Extracted records
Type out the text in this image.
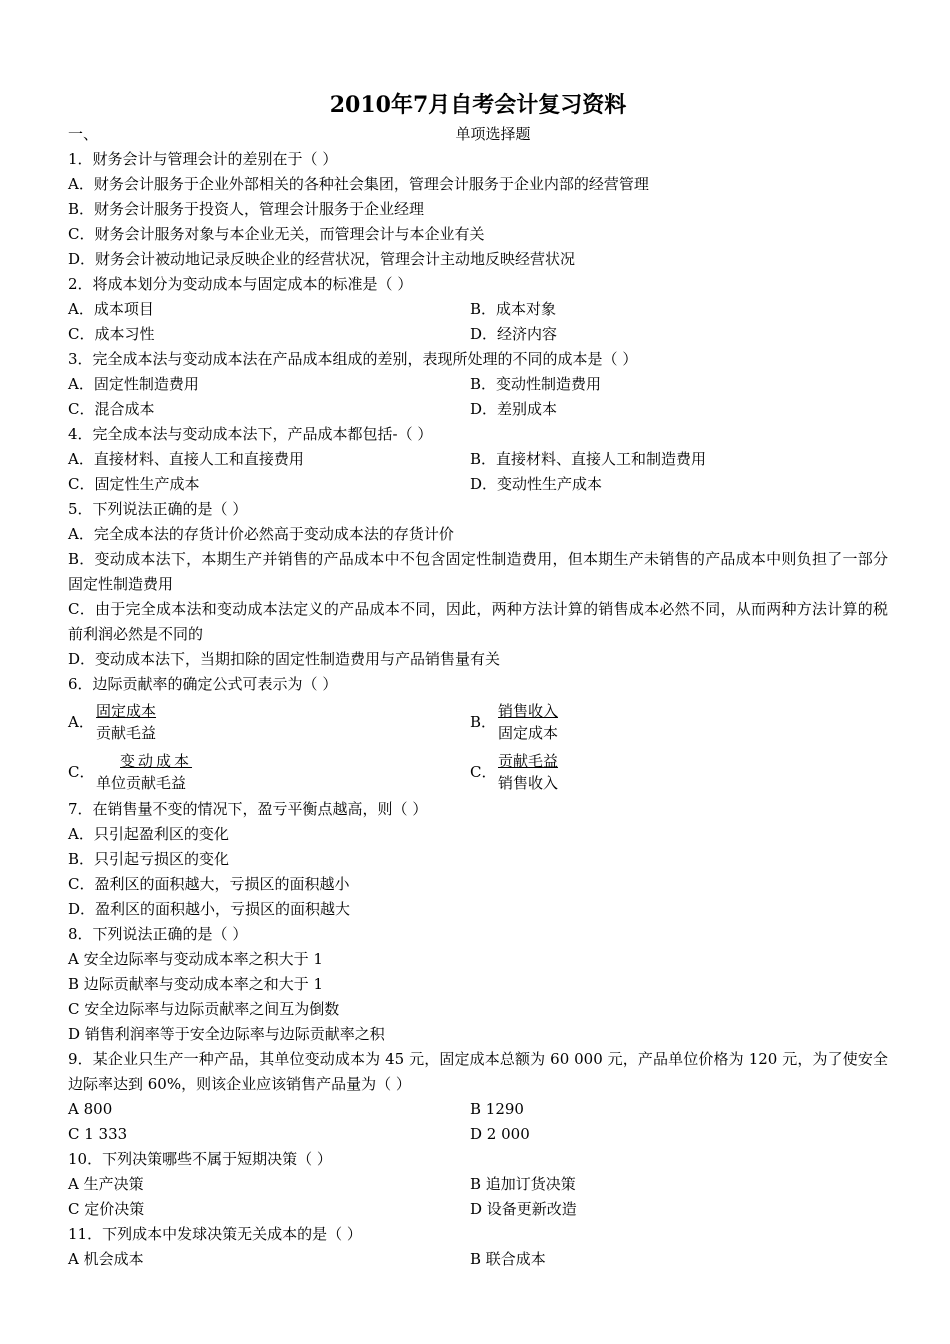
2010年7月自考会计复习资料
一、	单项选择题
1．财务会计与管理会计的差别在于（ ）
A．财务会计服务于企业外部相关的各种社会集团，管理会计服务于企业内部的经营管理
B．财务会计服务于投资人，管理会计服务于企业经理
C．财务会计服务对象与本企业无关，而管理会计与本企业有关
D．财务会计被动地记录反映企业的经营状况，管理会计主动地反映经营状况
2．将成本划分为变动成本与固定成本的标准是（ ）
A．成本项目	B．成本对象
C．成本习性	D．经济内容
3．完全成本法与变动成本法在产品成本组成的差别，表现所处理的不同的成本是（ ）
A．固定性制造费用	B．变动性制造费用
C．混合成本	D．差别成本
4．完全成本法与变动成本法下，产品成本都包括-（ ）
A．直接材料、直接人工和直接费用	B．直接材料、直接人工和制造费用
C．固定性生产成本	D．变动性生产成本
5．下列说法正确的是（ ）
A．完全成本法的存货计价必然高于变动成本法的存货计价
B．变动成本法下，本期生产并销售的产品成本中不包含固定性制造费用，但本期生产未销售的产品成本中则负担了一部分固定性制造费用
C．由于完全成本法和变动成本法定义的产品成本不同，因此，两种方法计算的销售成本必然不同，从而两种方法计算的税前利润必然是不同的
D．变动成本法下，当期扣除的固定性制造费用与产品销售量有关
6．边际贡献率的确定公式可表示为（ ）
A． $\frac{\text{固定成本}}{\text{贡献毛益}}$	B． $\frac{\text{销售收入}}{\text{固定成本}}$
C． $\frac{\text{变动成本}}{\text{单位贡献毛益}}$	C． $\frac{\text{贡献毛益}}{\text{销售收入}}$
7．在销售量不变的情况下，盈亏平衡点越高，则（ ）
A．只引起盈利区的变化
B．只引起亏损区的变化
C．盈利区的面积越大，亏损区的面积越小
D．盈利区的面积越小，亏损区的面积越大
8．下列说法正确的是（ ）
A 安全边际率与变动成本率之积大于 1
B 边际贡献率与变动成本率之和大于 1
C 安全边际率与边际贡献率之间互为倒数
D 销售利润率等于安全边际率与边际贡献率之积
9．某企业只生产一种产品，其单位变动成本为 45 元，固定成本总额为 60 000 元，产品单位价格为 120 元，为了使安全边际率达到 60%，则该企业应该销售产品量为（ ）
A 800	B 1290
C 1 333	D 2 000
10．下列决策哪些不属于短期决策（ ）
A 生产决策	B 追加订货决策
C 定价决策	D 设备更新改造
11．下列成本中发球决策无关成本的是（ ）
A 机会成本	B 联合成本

◆ **Goal**
Copy out all lines above that include the string "text".

◆ **Output**
Type out the text in this image.
A． $\frac{\text{固定成本}}{\text{贡献毛益}}$	B． $\frac{\text{销售收入}}{\text{固定成本}}$
C． $\frac{\text{变动成本}}{\text{单位贡献毛益}}$	C． $\frac{\text{贡献毛益}}{\text{销售收入}}$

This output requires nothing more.